Source document:
-=-=-

By MalaysiaKini (6 January 2016)
Analysis by a top audit firm, PricewaterhouseCoopers (PWC), shows that the benefits of the Trans-Pacific Partnership Agreement (TPPA) on growth may be overblown, PKR MP Wong Chen said.
"The conclusion on the matter is clear: the PWC cost-benefit report does not support any significant macroeconomic justification of signing the TPPA," Wong said at a press conference in Petaling Jaya today.
Wong and his officers perused the voluminous report which came out after the TPPA text was finalised last year, following lengthy negotiations among 12 countries.
Wong said PWC's analysis shows GDP and exports would only grow an extra 0.22 percent at most, with TPPA.
PWC came to this conclusion by comparing two scenarios - if Malaysia does not sign the TPPA and if the nation signs the deal and tariffs go down to zero over 10 years.
However, PWC found that if non-tariff measures like subsidies and quotas are removed as a result of the TPPA, GDP can grow up to 1.15 percent and exports by up to 0.9 percent.
Even then, this comes at a heavier trade-off, Wong said.
This is because the modelling finds that the same scenario will bring 30 percent dip in balance of trade.
Balance of trade refers to the difference in the value of imports and exports.
A drop in balance of trade means Malaysia will be importing goods that are of higher value than what it is exporting.
Stiff resistance
There is stiff resistance to TPPA by some opposition parties and civil society.
Critics fear damaging industry-state dispute settlements, limitations of the state's ability to introduce potentially anti-industry policy and higher cost of medicine.
The government, however, insists it will not sign the agreement if it means pricier medicine.
The agreement will be tabled in Parliament on Jan 26, after workshops with MPs and town hall meetings nationwide.

-=-=-

The task: Can you copy out, word for word, the part of the TPPA article starting at "PWC came to" and ending at "to 0.9 percent."?

Provided material:
-=-=-

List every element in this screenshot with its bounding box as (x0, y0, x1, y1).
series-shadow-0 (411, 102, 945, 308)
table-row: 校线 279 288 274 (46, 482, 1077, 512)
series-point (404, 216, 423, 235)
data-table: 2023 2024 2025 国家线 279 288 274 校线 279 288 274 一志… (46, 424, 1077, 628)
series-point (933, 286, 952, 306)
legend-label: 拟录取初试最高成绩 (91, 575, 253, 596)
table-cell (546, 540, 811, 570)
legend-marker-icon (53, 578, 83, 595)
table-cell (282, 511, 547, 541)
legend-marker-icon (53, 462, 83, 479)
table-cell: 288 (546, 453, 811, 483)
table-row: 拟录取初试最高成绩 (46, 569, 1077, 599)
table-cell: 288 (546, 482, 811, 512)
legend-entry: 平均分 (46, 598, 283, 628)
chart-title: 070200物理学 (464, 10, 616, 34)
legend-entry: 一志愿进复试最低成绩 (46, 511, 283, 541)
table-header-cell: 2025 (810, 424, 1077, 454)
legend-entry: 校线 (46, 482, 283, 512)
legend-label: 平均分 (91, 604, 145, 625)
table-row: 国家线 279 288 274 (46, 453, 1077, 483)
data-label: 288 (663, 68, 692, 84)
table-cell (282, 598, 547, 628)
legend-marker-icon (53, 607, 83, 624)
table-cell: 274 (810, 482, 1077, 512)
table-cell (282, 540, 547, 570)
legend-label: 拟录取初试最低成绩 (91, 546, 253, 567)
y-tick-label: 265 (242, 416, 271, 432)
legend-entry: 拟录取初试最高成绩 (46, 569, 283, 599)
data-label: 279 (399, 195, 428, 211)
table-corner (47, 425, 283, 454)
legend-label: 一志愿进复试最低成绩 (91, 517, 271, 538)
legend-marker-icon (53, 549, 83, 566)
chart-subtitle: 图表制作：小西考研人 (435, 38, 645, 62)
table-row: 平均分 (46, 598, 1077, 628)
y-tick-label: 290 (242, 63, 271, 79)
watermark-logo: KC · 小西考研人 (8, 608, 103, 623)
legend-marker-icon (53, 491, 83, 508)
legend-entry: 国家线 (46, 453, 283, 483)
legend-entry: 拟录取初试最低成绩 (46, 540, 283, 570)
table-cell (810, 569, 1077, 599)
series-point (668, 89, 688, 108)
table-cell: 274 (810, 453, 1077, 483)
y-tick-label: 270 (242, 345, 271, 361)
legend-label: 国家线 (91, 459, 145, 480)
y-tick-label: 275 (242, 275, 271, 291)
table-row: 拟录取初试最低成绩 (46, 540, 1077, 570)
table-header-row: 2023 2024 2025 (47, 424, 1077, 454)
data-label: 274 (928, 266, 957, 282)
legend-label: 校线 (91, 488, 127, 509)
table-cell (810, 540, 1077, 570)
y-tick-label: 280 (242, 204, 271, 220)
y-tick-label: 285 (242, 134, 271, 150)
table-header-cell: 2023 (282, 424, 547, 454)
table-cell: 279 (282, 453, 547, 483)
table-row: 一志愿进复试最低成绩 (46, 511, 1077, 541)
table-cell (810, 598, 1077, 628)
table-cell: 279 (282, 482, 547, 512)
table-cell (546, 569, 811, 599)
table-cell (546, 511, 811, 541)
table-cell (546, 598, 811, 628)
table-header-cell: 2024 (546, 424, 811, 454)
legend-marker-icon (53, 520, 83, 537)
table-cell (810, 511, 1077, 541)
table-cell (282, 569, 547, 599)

-=-=-

Output of the task:
PWC came to this conclusion by comparing two scenarios - if Malaysia does not sign the TPPA and if the nation signs the deal and tariffs go down to zero over 10 years.
However, PWC found that if non-tariff measures like subsidies and quotas are removed as a result of the TPPA, GDP can grow up to 1.15 percent and exports by up to 0.9 percent.